> [Your instructions]: Drop all images and give the records again exactly.

> [Records supplied]:
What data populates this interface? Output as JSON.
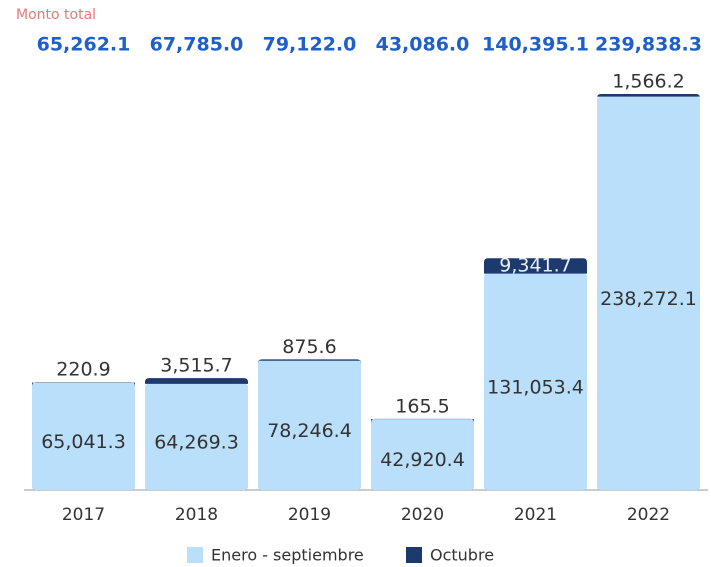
{
  "chart_data": {
    "type": "stacked_bar",
    "total_title": "Monto total",
    "totals": {
      "values": [
        65262.1,
        67785.0,
        79122.0,
        43086.0,
        140395.1,
        239838.3
      ],
      "value_labels": [
        "65,262.1",
        "67,785.0",
        "79,122.0",
        "43,086.0",
        "140,395.1",
        "239,838.3"
      ]
    },
    "categories": [
      "2017",
      "2018",
      "2019",
      "2020",
      "2021",
      "2022"
    ],
    "series": [
      {
        "name": "Enero - septiembre",
        "color": "#b9dffa",
        "values": [
          65041.3,
          64269.3,
          78246.4,
          42920.4,
          131053.4,
          238272.1
        ],
        "value_labels": [
          "65,041.3",
          "64,269.3",
          "78,246.4",
          "42,920.4",
          "131,053.4",
          "238,272.1"
        ]
      },
      {
        "name": "Octubre",
        "color": "#1c3a6e",
        "values": [
          220.9,
          3515.7,
          875.6,
          165.5,
          9341.7,
          1566.2
        ],
        "value_labels": [
          "220.9",
          "3,515.7",
          "875.6",
          "165.5",
          "9,341.7",
          "1,566.2"
        ]
      }
    ]
  }
}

> [Result of the task]:
What data populates this interface? Output as JSON.
{
  "chart_data": {
    "type": "stacked_bar",
    "total_title": "Monto total",
    "totals": {
      "values": [
        65262.1,
        67785.0,
        79122.0,
        43086.0,
        140395.1,
        239838.3
      ],
      "value_labels": [
        "65,262.1",
        "67,785.0",
        "79,122.0",
        "43,086.0",
        "140,395.1",
        "239,838.3"
      ]
    },
    "categories": [
      "2017",
      "2018",
      "2019",
      "2020",
      "2021",
      "2022"
    ],
    "series": [
      {
        "name": "Enero - septiembre",
        "color": "#b9dffa",
        "values": [
          65041.3,
          64269.3,
          78246.4,
          42920.4,
          131053.4,
          238272.1
        ],
        "value_labels": [
          "65,041.3",
          "64,269.3",
          "78,246.4",
          "42,920.4",
          "131,053.4",
          "238,272.1"
        ]
      },
      {
        "name": "Octubre",
        "color": "#1c3a6e",
        "values": [
          220.9,
          3515.7,
          875.6,
          165.5,
          9341.7,
          1566.2
        ],
        "value_labels": [
          "220.9",
          "3,515.7",
          "875.6",
          "165.5",
          "9,341.7",
          "1,566.2"
        ]
      }
    ]
  }
}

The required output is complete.